__Given problem__: Repeat each entry word for word. Leave any images out of the copy.

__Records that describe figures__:
※ ※ ※

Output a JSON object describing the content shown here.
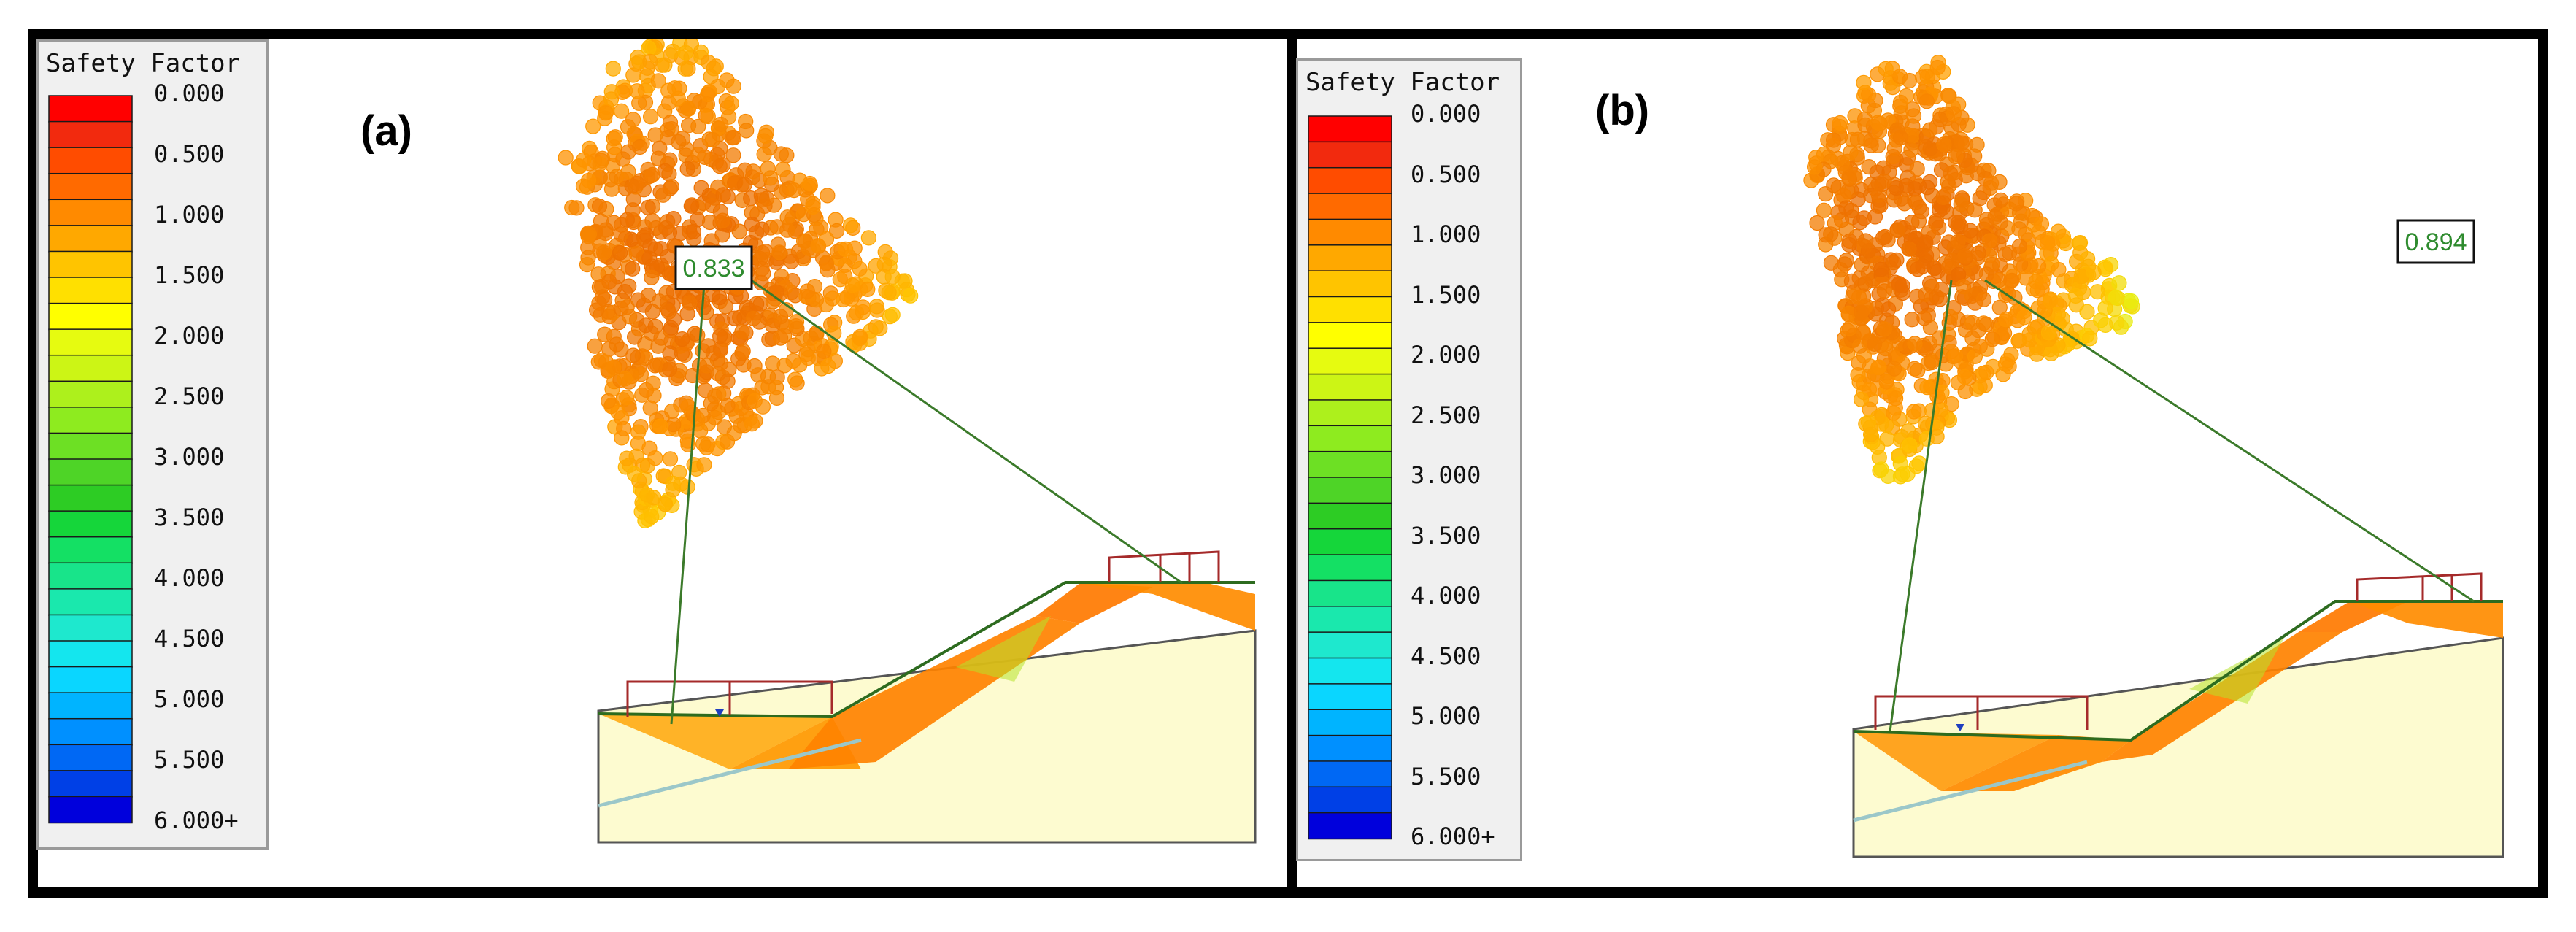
{
  "colors": {
    "frame": "#000000",
    "legend_bg": "#f0f0f0",
    "fs_text": "#2e8b2e",
    "slip_line": "#3b7a2a",
    "load": "#a52a2a",
    "ground_fill": "#fdfbd0",
    "water_table": "#1f3fbf"
  },
  "legend": {
    "title": "Safety Factor",
    "labels": [
      "0.000",
      "0.500",
      "1.000",
      "1.500",
      "2.000",
      "2.500",
      "3.000",
      "3.500",
      "4.000",
      "4.500",
      "5.000",
      "5.500",
      "6.000+"
    ],
    "swatches": [
      "#ff0000",
      "#f22a0e",
      "#ff4c00",
      "#ff6a00",
      "#ff8a00",
      "#ffa800",
      "#ffc400",
      "#ffe000",
      "#ffff00",
      "#e6fb10",
      "#ccf515",
      "#adf01c",
      "#8eeb1f",
      "#6de024",
      "#4ed427",
      "#2dcc24",
      "#15d63a",
      "#14e064",
      "#18e48a",
      "#1ae8ad",
      "#1ee8ce",
      "#14e6ee",
      "#0ad6ff",
      "#00b4ff",
      "#0090ff",
      "#0068f4",
      "#0040e6",
      "#0000dc"
    ]
  },
  "panels": [
    {
      "letter": "(a)",
      "min_fs": "0.833"
    },
    {
      "letter": "(b)",
      "min_fs": "0.894"
    }
  ]
}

※ ※ ※

__Finished task__:
Output a JSON object describing the content shown here.
{
  "colors": {
    "frame": "#000000",
    "legend_bg": "#f0f0f0",
    "fs_text": "#2e8b2e",
    "slip_line": "#3b7a2a",
    "load": "#a52a2a",
    "ground_fill": "#fdfbd0",
    "water_table": "#1f3fbf"
  },
  "legend": {
    "title": "Safety Factor",
    "labels": [
      "0.000",
      "0.500",
      "1.000",
      "1.500",
      "2.000",
      "2.500",
      "3.000",
      "3.500",
      "4.000",
      "4.500",
      "5.000",
      "5.500",
      "6.000+"
    ],
    "swatches": [
      "#ff0000",
      "#f22a0e",
      "#ff4c00",
      "#ff6a00",
      "#ff8a00",
      "#ffa800",
      "#ffc400",
      "#ffe000",
      "#ffff00",
      "#e6fb10",
      "#ccf515",
      "#adf01c",
      "#8eeb1f",
      "#6de024",
      "#4ed427",
      "#2dcc24",
      "#15d63a",
      "#14e064",
      "#18e48a",
      "#1ae8ad",
      "#1ee8ce",
      "#14e6ee",
      "#0ad6ff",
      "#00b4ff",
      "#0090ff",
      "#0068f4",
      "#0040e6",
      "#0000dc"
    ]
  },
  "panels": [
    {
      "letter": "(a)",
      "min_fs": "0.833"
    },
    {
      "letter": "(b)",
      "min_fs": "0.894"
    }
  ]
}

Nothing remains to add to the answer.